Print each line exactly as it is given.

** BEGIN Records shown **

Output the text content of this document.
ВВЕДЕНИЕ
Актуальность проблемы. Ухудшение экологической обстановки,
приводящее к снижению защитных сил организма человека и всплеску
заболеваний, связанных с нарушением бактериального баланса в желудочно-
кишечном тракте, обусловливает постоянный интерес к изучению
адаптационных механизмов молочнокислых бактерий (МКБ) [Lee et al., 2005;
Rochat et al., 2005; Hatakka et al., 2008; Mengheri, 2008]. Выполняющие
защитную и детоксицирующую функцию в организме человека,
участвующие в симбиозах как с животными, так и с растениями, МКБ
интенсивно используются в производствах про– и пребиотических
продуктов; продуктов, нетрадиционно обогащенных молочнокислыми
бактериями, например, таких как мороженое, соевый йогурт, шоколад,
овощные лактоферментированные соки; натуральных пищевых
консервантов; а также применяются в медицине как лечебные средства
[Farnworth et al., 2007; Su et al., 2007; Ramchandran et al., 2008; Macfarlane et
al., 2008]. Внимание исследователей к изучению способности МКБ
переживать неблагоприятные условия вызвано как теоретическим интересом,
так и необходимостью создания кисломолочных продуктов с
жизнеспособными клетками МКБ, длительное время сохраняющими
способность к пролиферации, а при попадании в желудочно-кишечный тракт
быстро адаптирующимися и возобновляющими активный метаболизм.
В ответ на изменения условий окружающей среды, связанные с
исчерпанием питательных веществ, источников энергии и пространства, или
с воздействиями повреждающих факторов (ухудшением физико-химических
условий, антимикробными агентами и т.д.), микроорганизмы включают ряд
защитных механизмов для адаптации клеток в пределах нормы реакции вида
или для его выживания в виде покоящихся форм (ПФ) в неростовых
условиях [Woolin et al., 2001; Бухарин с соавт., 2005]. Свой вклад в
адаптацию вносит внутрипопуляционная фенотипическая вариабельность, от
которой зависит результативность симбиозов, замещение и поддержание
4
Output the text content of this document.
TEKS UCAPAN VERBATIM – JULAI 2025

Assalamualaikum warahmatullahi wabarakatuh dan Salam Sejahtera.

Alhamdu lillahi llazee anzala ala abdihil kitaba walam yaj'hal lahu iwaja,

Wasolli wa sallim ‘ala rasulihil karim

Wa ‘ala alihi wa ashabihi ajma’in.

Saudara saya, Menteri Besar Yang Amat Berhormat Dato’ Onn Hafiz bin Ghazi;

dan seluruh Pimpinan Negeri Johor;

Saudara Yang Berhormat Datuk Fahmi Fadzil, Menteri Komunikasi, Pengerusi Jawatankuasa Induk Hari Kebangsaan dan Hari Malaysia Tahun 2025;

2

** END Records shown **

## Solution for this exercise:
Output the text content of this document.
ВВЕДЕНИЕ
Актуальность проблемы. Ухудшение экологической обстановки,
приводящее к снижению защитных сил организма человека и всплеску
заболеваний, связанных с нарушением бактериального баланса в желудочно-
кишечном тракте, обусловливает постоянный интерес к изучению
адаптационных механизмов молочнокислых бактерий (МКБ) [Lee et al., 2005;
Rochat et al., 2005; Hatakka et al., 2008; Mengheri, 2008]. Выполняющие
защитную и детоксицирующую функцию в организме человека,
участвующие в симбиозах как с животными, так и с растениями, МКБ
интенсивно используются в производствах про– и пребиотических
продуктов; продуктов, нетрадиционно обогащенных молочнокислыми
бактериями, например, таких как мороженое, соевый йогурт, шоколад,
овощные лактоферментированные соки; натуральных пищевых
консервантов; а также применяются в медицине как лечебные средства
[Farnworth et al., 2007; Su et al., 2007; Ramchandran et al., 2008; Macfarlane et
al., 2008]. Внимание исследователей к изучению способности МКБ
переживать неблагоприятные условия вызвано как теоретическим интересом,
так и необходимостью создания кисломолочных продуктов с
жизнеспособными клетками МКБ, длительное время сохраняющими
способность к пролиферации, а при попадании в желудочно-кишечный тракт
быстро адаптирующимися и возобновляющими активный метаболизм.
В ответ на изменения условий окружающей среды, связанные с
исчерпанием питательных веществ, источников энергии и пространства, или
с воздействиями повреждающих факторов (ухудшением физико-химических
условий, антимикробными агентами и т.д.), микроорганизмы включают ряд
защитных механизмов для адаптации клеток в пределах нормы реакции вида
или для его выживания в виде покоящихся форм (ПФ) в неростовых
условиях [Woolin et al., 2001; Бухарин с соавт., 2005]. Свой вклад в
адаптацию вносит внутрипопуляционная фенотипическая вариабельность, от
которой зависит результативность симбиозов, замещение и поддержание
4
Output the text content of this document.
TEKS UCAPAN VERBATIM – JULAI 2025

Assalamualaikum warahmatullahi wabarakatuh dan Salam Sejahtera.

Alhamdu lillahi llazee anzala ala abdihil kitaba walam yaj'hal lahu iwaja,

Wasolli wa sallim ‘ala rasulihil karim

Wa ‘ala alihi wa ashabihi ajma’in.

Saudara saya, Menteri Besar Yang Amat Berhormat Dato’ Onn Hafiz bin Ghazi;

dan seluruh Pimpinan Negeri Johor;

Saudara Yang Berhormat Datuk Fahmi Fadzil, Menteri Komunikasi, Pengerusi Jawatankuasa Induk Hari Kebangsaan dan Hari Malaysia Tahun 2025;

2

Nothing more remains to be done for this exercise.